- Directive
Identify each line below that contains the word "JSON", and copy it out.

______

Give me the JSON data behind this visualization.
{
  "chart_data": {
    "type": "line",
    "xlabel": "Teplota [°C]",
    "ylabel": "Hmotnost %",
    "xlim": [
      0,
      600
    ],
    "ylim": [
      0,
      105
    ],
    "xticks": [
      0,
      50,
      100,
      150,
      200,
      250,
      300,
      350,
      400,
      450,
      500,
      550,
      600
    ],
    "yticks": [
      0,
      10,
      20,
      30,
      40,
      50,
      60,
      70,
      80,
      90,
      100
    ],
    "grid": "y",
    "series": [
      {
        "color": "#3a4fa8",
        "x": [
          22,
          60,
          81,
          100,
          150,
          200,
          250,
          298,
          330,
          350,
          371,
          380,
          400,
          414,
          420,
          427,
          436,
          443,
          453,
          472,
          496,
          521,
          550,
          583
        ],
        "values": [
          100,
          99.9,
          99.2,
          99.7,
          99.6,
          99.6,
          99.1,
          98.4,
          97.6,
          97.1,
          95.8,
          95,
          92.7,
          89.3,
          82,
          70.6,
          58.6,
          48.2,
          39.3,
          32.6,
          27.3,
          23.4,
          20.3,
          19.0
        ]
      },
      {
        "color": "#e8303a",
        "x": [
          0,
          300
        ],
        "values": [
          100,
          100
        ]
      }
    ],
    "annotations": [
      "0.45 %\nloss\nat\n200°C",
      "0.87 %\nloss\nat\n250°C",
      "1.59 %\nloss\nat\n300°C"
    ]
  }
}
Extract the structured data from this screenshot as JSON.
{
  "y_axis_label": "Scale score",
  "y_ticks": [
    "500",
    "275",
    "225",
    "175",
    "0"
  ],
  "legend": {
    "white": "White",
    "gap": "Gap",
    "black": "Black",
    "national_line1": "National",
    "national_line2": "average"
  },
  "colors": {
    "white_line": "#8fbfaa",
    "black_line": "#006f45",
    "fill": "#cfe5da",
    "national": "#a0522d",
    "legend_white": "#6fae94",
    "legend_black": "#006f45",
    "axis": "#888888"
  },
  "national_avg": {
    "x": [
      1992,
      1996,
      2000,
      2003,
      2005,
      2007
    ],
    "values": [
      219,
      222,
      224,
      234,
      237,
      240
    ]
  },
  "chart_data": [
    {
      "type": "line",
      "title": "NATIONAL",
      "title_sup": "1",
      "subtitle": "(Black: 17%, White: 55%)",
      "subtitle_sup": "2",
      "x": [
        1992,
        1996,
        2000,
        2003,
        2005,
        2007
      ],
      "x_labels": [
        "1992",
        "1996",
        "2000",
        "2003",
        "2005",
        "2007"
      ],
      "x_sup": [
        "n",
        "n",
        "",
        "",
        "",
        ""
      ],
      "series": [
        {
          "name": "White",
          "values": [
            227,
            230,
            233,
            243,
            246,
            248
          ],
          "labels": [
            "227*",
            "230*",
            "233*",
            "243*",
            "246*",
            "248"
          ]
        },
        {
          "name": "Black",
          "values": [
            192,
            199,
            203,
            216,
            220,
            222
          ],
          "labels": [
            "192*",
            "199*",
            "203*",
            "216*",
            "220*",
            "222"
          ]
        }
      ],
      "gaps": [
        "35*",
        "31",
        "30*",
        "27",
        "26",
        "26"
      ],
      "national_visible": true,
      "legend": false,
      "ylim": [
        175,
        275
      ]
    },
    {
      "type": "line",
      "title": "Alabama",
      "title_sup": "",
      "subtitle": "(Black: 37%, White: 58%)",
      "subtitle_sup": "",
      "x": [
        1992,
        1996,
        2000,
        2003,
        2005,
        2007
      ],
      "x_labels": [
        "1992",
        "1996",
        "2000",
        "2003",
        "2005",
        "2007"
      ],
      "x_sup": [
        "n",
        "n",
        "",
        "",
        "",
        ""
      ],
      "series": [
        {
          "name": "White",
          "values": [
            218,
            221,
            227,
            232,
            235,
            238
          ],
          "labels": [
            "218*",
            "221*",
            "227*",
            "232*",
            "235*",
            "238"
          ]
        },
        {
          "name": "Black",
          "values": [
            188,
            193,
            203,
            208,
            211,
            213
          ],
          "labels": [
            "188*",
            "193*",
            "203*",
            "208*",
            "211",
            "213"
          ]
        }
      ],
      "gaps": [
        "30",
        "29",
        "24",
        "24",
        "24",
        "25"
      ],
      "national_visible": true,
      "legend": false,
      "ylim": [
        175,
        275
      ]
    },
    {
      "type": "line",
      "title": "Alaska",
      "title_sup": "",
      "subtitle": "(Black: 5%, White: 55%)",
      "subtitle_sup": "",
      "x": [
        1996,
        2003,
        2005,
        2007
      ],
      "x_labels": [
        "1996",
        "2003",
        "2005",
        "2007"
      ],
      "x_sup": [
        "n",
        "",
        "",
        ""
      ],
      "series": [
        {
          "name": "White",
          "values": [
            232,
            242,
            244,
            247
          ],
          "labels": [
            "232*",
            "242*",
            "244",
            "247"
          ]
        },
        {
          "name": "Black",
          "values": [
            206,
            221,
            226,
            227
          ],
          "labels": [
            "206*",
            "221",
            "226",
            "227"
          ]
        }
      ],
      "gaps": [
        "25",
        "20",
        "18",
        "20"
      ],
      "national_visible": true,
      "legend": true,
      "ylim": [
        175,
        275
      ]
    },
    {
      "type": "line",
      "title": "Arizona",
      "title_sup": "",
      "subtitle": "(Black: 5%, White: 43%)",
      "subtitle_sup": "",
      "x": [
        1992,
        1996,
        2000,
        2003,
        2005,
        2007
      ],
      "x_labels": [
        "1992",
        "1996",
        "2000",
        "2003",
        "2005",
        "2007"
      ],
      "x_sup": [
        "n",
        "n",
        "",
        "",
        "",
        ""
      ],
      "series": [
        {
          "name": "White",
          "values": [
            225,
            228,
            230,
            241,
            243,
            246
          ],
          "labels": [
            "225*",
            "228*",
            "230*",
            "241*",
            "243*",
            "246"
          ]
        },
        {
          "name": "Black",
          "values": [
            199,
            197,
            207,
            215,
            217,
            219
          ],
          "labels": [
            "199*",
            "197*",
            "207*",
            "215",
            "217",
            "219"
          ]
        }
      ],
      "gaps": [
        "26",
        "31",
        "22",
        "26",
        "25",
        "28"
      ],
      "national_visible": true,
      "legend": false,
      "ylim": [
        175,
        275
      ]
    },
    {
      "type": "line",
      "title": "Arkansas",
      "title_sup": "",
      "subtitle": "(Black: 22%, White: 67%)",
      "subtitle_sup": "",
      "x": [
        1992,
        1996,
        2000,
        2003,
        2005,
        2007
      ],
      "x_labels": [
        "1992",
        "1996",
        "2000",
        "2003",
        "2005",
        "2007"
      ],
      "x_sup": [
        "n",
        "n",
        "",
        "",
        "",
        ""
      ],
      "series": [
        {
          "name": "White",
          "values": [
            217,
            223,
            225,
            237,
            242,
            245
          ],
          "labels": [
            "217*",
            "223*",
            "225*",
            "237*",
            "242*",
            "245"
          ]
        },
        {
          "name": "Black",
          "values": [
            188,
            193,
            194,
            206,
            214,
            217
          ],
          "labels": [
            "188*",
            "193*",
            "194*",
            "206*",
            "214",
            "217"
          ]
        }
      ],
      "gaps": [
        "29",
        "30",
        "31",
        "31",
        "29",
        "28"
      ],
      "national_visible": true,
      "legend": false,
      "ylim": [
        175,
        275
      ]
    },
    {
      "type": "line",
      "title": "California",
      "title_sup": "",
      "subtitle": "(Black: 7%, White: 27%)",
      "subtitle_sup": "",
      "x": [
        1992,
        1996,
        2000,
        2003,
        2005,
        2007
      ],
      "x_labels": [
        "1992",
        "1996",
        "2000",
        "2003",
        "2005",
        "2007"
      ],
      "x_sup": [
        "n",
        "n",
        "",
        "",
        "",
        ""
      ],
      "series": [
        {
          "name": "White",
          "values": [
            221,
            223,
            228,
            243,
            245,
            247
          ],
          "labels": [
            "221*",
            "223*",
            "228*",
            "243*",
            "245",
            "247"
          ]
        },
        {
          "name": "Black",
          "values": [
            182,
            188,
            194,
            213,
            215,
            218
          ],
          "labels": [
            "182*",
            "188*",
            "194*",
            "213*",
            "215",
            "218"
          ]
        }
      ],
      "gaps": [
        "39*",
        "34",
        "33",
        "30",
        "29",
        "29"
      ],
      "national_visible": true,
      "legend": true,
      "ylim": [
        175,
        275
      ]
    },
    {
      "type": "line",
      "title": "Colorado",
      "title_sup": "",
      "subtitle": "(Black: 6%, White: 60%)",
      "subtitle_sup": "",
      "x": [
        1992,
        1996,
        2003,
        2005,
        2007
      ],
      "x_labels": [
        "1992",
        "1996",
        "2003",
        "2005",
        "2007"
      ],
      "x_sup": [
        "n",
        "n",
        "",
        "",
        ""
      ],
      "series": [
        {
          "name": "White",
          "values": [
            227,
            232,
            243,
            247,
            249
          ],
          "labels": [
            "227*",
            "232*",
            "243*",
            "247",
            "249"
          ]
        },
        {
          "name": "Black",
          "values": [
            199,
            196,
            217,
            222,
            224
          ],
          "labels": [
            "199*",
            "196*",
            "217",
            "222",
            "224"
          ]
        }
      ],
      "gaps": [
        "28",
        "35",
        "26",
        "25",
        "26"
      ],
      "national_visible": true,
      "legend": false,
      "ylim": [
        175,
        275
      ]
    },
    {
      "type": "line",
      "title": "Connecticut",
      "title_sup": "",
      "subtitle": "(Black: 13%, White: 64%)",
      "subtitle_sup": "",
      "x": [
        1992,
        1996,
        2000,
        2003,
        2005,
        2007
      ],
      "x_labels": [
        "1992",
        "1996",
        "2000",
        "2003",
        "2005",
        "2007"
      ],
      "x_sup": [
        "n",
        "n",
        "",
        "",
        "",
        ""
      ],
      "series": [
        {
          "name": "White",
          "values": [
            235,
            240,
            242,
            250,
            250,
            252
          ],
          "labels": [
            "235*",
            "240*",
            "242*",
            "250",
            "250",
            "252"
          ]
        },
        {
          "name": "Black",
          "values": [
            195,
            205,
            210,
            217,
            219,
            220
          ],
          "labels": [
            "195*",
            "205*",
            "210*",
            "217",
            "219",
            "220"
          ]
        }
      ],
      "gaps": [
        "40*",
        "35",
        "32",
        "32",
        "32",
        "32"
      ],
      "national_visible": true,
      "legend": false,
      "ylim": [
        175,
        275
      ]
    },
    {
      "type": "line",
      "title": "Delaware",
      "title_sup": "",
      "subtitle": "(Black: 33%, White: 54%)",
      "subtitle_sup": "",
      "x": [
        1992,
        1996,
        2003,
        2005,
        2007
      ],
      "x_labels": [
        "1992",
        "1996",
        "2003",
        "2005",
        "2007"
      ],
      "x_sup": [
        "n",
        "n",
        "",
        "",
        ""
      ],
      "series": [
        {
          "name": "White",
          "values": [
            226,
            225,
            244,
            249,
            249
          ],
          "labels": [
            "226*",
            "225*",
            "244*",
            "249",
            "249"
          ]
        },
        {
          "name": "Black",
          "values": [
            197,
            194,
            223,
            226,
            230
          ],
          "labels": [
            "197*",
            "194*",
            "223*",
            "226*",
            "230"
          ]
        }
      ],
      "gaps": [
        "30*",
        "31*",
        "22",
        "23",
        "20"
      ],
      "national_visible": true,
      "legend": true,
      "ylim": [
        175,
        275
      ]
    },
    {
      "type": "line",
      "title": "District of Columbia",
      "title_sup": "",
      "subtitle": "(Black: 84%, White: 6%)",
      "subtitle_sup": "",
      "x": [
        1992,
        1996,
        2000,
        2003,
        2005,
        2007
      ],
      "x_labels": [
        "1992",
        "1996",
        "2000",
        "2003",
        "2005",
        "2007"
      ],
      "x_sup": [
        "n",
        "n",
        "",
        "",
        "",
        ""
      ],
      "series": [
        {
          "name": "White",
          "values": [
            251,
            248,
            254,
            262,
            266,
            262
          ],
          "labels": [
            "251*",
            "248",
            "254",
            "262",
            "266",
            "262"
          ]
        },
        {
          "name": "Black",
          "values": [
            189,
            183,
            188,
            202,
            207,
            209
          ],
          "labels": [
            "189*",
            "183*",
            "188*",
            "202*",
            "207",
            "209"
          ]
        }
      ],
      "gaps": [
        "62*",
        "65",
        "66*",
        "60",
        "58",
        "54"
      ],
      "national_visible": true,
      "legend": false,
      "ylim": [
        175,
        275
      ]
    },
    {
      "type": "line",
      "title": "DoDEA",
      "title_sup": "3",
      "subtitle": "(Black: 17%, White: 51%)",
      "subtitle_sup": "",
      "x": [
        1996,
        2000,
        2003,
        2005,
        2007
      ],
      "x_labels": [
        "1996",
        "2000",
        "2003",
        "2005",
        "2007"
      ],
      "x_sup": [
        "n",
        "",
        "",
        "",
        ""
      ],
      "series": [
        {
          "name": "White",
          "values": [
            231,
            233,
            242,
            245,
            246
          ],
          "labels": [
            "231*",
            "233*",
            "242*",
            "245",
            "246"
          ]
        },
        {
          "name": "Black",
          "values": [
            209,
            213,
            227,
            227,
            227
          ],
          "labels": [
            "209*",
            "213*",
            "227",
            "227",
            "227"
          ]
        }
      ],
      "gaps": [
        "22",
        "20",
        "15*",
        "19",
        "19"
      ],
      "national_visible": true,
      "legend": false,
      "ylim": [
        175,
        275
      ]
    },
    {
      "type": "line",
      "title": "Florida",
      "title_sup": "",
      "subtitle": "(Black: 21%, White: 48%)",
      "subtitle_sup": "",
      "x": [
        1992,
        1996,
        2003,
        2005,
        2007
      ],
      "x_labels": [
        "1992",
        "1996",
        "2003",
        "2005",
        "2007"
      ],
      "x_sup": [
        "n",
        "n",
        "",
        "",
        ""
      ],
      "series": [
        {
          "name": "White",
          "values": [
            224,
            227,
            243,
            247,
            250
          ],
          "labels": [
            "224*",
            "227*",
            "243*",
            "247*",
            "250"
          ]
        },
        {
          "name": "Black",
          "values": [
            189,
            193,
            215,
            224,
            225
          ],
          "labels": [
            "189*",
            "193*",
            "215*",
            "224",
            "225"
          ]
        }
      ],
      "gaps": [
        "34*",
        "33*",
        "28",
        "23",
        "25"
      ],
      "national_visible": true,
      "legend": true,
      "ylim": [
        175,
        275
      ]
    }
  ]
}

______

- Worked solution
Give me the JSON data behind this visualization.
Extract the structured data from this screenshot as JSON.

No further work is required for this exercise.